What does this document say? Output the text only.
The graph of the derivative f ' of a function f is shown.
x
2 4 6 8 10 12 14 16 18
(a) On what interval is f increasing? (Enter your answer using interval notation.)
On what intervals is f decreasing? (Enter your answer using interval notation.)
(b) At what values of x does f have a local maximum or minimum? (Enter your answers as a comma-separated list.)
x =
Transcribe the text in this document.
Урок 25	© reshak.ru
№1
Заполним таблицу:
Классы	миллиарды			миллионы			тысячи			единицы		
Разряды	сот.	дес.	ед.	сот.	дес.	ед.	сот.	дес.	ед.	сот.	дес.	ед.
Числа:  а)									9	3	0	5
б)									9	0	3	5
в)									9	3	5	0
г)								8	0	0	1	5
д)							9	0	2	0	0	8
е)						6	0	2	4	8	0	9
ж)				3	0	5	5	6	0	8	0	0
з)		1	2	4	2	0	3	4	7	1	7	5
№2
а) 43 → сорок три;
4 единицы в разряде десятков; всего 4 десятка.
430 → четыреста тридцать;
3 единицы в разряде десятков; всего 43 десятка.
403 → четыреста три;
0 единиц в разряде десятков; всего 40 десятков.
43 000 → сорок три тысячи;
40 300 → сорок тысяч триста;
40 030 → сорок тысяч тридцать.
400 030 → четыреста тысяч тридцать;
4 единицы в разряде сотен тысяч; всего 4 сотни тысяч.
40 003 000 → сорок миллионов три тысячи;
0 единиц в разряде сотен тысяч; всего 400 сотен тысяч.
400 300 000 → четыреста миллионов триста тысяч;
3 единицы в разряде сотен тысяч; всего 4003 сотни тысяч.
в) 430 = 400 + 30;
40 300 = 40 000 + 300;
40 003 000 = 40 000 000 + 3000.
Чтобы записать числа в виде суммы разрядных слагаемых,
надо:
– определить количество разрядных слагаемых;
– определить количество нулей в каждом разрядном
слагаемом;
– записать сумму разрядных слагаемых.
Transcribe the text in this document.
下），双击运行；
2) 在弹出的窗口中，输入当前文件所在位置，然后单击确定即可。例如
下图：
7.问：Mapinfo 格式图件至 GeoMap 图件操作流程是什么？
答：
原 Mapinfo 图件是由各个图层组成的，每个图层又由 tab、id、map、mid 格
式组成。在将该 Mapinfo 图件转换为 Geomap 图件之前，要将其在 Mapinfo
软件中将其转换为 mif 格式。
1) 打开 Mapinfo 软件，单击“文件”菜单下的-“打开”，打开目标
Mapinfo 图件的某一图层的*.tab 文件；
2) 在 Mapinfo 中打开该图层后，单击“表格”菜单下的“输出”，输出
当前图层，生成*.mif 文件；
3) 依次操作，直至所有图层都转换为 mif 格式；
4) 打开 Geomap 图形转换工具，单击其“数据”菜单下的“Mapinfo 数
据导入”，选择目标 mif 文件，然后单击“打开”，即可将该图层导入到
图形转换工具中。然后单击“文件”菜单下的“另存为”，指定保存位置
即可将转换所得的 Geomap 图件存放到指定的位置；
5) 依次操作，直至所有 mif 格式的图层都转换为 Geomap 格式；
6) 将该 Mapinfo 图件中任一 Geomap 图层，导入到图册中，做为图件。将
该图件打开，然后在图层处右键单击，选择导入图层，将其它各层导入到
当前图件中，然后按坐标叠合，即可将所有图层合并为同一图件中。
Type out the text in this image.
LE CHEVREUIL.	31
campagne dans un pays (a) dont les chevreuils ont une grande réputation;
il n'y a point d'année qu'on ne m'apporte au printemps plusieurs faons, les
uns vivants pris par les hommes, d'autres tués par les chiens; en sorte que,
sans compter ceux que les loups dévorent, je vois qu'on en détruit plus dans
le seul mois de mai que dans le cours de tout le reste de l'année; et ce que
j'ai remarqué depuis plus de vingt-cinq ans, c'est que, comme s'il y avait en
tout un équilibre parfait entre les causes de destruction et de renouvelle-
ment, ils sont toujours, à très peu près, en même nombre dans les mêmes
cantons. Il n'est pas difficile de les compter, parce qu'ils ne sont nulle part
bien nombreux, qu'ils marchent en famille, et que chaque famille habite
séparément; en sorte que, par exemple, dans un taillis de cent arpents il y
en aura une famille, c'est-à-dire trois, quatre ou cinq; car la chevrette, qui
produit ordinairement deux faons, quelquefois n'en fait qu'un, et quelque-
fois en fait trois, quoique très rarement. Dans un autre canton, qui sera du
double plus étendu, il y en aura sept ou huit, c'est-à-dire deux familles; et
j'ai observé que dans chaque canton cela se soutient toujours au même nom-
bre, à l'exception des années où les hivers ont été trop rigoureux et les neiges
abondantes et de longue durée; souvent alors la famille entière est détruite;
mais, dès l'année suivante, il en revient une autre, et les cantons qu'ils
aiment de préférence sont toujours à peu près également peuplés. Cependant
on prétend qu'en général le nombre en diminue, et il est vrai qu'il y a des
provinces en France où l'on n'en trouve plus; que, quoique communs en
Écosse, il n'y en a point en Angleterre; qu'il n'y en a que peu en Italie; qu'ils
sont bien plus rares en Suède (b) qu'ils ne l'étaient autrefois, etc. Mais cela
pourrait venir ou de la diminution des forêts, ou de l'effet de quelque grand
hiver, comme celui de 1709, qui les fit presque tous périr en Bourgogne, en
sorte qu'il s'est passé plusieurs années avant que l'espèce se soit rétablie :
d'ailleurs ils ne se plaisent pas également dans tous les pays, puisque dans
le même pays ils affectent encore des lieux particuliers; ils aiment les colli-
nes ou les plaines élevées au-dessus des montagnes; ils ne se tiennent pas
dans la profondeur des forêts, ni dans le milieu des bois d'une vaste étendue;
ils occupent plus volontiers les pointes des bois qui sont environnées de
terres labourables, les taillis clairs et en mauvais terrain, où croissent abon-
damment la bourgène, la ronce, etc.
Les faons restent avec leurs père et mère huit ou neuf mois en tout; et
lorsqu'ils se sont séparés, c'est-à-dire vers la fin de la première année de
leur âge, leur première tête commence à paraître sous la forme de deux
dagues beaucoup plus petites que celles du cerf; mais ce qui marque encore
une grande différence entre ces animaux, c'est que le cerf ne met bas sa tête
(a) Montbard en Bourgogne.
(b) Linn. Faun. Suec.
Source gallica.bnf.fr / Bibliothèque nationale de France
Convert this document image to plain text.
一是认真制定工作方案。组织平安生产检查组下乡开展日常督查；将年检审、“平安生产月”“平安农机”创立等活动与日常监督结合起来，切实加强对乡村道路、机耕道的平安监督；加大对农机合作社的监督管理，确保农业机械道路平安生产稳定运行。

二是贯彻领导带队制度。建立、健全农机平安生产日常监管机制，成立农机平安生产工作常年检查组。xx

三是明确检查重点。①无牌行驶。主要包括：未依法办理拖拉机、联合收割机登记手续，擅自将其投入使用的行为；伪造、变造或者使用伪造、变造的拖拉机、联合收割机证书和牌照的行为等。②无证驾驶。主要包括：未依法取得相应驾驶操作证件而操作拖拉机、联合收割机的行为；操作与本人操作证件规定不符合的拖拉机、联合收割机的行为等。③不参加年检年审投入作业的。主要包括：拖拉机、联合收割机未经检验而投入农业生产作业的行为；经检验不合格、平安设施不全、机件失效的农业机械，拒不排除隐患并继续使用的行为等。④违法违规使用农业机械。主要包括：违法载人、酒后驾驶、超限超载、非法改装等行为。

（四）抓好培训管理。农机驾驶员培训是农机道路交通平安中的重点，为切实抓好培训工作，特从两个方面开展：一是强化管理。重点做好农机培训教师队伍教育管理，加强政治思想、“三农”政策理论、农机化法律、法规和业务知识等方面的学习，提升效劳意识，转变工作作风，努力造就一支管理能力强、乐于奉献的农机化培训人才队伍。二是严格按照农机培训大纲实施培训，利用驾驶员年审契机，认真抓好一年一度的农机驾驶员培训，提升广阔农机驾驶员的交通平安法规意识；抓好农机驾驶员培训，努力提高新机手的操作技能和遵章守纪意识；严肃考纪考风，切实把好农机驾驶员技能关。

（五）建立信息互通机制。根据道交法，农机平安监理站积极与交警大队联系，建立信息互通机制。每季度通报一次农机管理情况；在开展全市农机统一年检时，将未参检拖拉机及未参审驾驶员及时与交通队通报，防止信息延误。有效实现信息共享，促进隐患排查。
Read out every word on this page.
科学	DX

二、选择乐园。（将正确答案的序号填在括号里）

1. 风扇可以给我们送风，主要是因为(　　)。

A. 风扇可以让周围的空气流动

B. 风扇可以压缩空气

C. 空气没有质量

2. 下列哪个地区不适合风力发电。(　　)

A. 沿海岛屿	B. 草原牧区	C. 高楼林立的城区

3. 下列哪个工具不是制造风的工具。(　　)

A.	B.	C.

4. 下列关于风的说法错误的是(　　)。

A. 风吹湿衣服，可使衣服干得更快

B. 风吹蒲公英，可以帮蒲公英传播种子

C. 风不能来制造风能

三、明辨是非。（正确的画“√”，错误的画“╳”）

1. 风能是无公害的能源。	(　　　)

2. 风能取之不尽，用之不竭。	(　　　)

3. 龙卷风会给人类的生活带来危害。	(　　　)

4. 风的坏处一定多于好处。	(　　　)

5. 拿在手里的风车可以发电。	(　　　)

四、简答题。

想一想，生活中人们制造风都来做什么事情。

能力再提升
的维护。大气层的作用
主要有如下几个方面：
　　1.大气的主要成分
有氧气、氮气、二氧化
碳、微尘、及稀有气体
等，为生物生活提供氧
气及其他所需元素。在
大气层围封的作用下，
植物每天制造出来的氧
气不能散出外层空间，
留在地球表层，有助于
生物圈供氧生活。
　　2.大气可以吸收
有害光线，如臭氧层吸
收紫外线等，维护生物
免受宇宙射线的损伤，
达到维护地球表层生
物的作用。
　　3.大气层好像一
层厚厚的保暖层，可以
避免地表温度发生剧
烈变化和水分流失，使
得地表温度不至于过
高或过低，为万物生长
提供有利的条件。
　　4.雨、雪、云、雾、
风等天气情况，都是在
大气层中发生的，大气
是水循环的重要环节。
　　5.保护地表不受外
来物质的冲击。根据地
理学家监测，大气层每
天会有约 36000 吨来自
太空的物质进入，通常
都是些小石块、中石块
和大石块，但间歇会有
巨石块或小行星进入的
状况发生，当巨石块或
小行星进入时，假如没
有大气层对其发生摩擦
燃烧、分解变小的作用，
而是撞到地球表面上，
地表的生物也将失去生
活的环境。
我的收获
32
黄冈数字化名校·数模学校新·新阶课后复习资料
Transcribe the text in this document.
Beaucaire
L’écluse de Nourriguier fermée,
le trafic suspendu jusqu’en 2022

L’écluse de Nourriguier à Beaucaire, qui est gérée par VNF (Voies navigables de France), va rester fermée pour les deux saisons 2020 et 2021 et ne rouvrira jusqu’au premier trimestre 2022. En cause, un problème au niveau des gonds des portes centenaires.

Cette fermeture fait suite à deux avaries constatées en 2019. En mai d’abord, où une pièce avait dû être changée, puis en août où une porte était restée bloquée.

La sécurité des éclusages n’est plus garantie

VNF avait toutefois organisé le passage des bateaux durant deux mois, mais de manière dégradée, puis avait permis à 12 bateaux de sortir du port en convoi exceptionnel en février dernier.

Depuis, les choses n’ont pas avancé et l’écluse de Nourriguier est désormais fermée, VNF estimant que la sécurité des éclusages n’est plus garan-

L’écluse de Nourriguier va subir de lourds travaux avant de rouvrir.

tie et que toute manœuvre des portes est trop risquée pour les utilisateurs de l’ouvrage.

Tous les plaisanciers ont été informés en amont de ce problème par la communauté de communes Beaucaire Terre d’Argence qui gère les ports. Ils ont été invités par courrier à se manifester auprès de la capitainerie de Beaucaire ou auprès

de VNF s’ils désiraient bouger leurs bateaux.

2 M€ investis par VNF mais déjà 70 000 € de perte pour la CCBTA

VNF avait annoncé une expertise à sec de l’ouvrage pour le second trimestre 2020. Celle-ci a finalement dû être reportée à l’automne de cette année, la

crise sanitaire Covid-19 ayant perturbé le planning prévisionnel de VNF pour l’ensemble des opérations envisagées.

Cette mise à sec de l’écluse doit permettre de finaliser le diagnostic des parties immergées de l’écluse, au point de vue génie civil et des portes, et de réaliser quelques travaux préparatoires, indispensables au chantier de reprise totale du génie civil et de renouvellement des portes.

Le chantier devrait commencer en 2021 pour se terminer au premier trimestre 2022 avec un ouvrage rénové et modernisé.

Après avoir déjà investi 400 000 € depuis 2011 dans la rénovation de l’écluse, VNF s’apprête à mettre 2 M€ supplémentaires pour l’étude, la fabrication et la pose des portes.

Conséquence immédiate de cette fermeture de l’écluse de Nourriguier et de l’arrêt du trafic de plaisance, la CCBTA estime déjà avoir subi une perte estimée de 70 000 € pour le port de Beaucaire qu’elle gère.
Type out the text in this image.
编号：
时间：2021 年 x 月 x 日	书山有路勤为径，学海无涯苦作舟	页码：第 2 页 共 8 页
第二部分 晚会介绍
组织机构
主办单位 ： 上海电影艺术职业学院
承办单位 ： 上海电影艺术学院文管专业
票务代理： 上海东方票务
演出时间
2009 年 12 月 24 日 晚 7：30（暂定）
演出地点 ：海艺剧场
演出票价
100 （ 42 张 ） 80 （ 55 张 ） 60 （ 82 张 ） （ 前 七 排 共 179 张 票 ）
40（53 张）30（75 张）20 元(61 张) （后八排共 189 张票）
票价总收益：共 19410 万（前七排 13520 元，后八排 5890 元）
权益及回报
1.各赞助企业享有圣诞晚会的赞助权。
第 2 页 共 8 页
------------------------------------------------------------
▶ [Short task]
Using the entries above, find all lines with "être". Copy them.

▶ [Output of the exercise]
Cette fermeture fait suite à deux avaries constatées en 2019. En mai d’abord, où une pièce avait dû être changée, puis en août où une porte était restée bloquée.
VNF avait annoncé une expertise à sec de l’ouvrage pour le second trimestre 2020. Celle-ci a finalement dû être reportée à l’automne de cette année, la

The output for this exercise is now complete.